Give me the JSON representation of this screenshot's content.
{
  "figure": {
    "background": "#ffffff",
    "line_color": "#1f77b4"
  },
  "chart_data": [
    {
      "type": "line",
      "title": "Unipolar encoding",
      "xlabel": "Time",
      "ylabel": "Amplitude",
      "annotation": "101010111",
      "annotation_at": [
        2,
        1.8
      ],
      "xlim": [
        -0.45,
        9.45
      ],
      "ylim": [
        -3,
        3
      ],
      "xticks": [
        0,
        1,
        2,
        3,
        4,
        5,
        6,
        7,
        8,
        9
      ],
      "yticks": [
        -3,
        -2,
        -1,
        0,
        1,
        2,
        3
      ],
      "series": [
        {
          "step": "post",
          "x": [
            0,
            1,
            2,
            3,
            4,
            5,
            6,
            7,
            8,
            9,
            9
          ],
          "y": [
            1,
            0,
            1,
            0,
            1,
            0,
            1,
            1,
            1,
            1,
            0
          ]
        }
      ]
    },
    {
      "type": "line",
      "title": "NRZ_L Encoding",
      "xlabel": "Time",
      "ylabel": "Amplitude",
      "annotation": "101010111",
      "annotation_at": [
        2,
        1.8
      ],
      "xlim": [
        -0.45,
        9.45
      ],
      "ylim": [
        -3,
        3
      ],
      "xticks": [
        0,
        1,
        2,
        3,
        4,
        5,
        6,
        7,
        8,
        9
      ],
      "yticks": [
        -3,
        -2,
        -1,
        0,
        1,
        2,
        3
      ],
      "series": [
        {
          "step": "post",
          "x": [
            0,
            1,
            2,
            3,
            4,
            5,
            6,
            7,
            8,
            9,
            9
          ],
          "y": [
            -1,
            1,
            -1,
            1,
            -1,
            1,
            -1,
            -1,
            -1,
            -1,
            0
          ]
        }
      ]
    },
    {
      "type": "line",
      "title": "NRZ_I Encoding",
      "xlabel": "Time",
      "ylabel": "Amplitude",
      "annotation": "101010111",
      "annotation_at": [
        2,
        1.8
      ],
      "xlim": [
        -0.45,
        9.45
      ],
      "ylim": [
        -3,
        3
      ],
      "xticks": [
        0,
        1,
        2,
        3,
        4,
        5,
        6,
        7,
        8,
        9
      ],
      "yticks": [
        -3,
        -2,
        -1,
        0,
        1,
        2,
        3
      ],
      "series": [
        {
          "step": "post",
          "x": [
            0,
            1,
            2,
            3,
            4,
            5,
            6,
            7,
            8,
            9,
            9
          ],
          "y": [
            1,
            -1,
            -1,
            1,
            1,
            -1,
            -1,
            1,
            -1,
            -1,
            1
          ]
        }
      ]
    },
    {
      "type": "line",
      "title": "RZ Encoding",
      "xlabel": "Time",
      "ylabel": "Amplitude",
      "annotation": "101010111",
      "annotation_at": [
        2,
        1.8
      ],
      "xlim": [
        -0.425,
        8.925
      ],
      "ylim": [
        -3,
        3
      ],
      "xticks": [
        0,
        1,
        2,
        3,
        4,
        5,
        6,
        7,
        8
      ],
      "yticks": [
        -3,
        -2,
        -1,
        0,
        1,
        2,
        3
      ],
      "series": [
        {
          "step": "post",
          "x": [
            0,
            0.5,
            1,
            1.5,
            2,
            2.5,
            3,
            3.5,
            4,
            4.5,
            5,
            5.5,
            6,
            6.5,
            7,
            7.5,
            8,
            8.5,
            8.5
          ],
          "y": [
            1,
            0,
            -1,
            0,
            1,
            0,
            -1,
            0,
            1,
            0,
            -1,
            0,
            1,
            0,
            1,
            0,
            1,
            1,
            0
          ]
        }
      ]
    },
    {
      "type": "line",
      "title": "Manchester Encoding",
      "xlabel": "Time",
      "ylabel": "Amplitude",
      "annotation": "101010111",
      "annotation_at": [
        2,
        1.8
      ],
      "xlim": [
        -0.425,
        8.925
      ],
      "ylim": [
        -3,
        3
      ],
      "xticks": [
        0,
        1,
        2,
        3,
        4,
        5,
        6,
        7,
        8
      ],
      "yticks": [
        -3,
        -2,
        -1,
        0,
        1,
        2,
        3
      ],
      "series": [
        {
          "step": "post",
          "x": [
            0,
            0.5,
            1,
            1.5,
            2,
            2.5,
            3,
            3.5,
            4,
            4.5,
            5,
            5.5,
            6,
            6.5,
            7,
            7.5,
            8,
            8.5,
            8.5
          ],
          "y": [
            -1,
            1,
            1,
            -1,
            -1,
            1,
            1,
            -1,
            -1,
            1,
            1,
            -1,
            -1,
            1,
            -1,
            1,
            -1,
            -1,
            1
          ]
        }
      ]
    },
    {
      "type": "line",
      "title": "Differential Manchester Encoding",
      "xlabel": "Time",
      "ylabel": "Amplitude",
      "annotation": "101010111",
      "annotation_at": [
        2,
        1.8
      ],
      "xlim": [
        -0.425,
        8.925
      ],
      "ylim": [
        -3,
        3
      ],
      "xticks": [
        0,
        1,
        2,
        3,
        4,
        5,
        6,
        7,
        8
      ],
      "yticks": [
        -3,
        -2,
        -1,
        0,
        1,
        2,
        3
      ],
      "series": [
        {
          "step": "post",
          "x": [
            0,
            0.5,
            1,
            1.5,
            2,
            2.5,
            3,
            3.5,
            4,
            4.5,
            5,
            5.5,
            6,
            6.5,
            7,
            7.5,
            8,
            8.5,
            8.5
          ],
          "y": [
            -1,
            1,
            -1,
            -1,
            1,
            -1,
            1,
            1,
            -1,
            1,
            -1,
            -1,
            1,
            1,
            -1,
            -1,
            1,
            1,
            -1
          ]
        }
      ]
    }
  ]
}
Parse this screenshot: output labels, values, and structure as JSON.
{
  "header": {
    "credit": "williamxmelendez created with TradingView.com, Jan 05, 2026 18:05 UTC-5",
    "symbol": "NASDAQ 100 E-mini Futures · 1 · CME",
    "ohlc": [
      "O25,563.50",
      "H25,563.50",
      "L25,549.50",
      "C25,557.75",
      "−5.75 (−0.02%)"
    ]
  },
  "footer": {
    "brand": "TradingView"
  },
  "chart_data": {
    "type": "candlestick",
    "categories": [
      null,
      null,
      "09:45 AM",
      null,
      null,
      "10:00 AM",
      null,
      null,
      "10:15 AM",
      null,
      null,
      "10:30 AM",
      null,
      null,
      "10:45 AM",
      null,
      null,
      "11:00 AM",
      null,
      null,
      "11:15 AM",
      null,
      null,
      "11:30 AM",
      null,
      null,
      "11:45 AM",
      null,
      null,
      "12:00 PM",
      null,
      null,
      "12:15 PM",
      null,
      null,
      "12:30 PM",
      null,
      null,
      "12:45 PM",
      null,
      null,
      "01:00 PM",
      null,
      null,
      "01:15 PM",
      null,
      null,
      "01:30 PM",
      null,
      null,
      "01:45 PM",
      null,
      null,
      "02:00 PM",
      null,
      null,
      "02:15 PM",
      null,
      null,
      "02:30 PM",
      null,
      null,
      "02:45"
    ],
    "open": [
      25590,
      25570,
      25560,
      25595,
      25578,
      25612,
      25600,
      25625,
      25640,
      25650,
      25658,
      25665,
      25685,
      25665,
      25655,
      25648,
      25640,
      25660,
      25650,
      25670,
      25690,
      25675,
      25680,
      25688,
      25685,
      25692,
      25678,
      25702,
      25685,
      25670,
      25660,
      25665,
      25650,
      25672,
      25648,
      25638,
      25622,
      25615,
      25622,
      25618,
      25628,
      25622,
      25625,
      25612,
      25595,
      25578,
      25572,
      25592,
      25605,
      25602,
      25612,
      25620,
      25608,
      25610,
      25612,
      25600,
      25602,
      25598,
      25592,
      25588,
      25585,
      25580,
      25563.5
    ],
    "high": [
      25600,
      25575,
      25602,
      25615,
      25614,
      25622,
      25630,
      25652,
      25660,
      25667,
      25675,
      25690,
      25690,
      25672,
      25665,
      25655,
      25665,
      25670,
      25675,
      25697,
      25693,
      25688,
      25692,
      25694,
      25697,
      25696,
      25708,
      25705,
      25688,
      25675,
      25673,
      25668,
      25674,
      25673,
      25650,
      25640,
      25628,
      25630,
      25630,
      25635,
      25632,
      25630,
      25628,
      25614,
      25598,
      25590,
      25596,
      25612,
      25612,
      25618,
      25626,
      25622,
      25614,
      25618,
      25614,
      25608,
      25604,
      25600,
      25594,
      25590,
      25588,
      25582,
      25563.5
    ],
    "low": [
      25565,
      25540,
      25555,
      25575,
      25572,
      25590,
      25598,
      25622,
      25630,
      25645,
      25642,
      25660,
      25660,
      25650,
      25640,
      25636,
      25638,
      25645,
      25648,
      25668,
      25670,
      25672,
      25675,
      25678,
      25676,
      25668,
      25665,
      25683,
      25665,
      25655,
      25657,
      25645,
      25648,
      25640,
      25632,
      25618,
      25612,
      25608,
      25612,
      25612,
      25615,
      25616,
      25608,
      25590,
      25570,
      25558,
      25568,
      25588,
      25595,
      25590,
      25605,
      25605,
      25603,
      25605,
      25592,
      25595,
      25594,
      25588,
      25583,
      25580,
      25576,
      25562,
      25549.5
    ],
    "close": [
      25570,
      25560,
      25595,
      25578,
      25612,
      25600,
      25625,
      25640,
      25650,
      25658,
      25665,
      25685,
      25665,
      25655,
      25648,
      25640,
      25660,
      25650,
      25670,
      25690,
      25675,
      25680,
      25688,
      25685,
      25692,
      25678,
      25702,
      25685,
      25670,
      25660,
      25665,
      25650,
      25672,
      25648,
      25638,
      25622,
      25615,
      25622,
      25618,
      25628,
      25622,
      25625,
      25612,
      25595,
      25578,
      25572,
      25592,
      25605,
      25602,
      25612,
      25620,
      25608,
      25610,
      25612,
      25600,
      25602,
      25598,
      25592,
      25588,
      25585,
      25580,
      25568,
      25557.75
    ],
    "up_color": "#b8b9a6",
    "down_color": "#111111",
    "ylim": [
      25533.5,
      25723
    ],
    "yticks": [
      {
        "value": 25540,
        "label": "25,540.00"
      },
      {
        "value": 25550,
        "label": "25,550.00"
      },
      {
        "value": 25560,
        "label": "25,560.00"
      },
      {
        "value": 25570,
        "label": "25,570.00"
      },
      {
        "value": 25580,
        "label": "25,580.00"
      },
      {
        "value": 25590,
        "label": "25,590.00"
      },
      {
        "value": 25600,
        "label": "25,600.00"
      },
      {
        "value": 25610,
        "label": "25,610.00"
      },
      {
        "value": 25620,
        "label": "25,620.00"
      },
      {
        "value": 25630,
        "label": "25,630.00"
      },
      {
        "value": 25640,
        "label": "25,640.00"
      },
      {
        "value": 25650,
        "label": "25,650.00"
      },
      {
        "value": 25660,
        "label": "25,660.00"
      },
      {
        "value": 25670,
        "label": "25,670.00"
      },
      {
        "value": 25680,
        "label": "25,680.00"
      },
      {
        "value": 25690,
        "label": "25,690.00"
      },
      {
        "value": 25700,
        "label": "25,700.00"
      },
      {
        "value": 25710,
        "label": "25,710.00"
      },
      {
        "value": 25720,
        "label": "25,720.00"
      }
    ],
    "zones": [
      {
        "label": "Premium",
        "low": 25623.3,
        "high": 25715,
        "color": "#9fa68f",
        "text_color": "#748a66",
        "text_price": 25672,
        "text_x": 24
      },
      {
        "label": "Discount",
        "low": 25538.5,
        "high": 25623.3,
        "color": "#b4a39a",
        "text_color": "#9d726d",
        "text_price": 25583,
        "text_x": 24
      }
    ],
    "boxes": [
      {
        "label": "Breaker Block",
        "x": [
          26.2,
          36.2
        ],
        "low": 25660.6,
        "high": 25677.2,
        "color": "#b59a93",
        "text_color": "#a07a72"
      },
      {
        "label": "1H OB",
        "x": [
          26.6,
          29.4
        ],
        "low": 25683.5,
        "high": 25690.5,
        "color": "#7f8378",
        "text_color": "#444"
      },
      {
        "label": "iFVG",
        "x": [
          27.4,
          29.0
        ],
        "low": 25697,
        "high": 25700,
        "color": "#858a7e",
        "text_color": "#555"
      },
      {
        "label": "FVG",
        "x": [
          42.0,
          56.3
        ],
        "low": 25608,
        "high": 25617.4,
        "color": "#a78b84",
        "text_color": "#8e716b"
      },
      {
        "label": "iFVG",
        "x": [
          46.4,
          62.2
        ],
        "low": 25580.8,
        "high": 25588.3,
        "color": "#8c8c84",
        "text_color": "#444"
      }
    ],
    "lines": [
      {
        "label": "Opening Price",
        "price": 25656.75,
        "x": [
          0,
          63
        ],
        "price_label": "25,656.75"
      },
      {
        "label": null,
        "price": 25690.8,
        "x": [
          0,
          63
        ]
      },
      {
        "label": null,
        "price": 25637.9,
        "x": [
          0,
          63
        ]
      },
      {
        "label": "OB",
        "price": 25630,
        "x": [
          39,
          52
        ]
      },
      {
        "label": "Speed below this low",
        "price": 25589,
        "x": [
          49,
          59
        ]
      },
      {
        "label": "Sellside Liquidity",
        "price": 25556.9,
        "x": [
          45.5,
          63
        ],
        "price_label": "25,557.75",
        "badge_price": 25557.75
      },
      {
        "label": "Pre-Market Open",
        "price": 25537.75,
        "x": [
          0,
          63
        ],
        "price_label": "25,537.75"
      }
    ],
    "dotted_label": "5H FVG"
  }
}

++++++

Go through the records and pull out each line that includes the word "TradingView".

    "credit": "williamxmelendez created with TradingView.com, Jan 05, 2026 18:05 UTC-5",
    "brand": "TradingView"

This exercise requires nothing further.